■ DATASET ENTRIES ■
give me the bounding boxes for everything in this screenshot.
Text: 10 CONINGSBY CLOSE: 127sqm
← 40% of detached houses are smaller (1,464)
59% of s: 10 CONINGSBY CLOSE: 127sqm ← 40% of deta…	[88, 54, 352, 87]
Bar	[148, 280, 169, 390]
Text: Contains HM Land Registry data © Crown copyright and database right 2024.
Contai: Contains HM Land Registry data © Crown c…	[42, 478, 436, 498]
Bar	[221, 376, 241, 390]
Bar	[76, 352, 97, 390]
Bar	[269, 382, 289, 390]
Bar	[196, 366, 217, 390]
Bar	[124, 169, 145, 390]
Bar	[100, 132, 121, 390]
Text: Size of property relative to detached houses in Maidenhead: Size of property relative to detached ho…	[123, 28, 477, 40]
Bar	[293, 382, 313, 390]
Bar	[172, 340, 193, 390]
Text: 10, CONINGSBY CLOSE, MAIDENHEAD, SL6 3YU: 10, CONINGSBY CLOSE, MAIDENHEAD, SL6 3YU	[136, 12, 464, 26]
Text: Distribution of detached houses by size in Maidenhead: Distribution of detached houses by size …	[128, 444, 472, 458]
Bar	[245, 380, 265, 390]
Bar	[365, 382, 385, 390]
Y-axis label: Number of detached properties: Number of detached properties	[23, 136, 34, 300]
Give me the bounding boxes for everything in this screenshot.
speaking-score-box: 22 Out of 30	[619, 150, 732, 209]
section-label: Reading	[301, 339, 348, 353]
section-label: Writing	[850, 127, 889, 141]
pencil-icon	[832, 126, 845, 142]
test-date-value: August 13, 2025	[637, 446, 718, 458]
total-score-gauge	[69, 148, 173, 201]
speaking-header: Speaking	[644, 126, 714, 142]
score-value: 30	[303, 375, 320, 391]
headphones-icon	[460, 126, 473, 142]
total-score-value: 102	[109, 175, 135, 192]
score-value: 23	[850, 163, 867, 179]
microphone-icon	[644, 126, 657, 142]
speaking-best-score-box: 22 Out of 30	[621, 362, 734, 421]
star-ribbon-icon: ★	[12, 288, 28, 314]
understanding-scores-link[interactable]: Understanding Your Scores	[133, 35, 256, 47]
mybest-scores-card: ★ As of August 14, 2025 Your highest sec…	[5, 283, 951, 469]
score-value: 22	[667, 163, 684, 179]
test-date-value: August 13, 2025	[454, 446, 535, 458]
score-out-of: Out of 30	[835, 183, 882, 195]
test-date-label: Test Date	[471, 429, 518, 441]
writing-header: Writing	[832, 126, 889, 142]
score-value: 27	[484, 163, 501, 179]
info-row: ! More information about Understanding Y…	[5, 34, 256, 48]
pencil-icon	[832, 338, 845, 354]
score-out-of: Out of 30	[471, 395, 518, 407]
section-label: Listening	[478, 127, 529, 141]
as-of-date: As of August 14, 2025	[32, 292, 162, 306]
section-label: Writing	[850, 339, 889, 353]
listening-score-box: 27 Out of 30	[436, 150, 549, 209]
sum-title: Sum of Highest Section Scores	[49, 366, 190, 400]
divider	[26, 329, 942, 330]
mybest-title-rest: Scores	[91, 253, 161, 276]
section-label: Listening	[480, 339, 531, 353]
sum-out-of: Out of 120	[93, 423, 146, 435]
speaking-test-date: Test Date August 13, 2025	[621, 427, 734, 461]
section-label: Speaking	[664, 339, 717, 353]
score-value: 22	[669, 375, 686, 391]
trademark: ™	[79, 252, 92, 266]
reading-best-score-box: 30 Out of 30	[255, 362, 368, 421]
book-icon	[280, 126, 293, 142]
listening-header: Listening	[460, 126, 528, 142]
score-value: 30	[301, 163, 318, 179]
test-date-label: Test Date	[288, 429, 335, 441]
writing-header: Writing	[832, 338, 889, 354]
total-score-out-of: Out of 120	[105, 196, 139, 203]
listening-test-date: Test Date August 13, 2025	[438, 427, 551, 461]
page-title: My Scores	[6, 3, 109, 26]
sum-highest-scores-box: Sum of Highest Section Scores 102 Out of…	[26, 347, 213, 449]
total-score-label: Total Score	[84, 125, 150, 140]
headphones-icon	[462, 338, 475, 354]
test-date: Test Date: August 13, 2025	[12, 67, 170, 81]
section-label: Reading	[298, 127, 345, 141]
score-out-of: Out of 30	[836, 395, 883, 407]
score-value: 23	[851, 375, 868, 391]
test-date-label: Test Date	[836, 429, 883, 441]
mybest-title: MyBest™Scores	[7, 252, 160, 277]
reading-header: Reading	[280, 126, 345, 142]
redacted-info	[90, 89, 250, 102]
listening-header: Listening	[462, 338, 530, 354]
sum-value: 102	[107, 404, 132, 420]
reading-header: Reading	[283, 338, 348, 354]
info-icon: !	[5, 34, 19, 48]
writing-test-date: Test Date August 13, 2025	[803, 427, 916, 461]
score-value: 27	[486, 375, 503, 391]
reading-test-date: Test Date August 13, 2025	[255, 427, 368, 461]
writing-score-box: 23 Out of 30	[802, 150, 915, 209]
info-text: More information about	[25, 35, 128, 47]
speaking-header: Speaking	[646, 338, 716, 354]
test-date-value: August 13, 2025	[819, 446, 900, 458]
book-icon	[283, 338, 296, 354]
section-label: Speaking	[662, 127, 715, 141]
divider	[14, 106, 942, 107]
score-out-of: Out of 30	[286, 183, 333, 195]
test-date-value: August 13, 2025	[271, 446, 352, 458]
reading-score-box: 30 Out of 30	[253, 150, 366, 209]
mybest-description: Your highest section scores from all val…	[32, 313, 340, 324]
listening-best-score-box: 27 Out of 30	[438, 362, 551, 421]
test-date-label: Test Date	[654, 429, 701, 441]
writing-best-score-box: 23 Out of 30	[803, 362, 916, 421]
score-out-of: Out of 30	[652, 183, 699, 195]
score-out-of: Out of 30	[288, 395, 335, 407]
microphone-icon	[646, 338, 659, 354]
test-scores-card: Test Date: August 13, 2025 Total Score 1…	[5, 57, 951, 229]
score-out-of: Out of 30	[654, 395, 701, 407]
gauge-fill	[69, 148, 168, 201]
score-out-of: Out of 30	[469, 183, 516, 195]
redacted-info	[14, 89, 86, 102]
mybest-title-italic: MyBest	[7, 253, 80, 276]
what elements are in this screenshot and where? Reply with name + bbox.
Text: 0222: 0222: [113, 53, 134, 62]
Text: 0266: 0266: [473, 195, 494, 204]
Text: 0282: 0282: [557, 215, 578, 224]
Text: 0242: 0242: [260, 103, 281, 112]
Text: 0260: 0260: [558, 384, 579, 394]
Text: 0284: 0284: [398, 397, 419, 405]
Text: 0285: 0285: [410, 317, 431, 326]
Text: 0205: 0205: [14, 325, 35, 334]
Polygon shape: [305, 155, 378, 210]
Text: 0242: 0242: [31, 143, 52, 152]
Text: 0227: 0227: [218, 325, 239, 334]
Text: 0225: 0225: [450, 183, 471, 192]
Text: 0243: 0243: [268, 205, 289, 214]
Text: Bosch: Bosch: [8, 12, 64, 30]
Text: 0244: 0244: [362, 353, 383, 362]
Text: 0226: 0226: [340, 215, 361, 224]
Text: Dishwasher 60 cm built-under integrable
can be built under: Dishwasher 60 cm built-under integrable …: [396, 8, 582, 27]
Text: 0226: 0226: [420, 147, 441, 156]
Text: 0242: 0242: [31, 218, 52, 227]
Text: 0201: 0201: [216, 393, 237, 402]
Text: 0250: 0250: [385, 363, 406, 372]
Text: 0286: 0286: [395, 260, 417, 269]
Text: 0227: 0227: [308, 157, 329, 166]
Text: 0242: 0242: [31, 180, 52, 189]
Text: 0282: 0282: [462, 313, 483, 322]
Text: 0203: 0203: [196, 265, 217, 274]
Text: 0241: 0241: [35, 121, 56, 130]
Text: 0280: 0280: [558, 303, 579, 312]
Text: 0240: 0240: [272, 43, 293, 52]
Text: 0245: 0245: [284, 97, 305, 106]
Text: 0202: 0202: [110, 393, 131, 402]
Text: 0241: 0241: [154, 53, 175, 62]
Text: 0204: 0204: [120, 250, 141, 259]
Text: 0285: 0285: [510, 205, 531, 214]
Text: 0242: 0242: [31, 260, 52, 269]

■ TASK OBJECTIVE ■
Print the items from their first line through the line containing "Text: Contains HM", including both of those lines, copying each line without any change.

■ OUTPUT ■
give me the bounding boxes for everything in this screenshot.
Text: 10 CONINGSBY CLOSE: 127sqm
← 40% of detached houses are smaller (1,464)
59% of s: 10 CONINGSBY CLOSE: 127sqm ← 40% of deta…	[88, 54, 352, 87]
Bar	[148, 280, 169, 390]
Text: Contains HM Land Registry data © Crown copyright and database right 2024.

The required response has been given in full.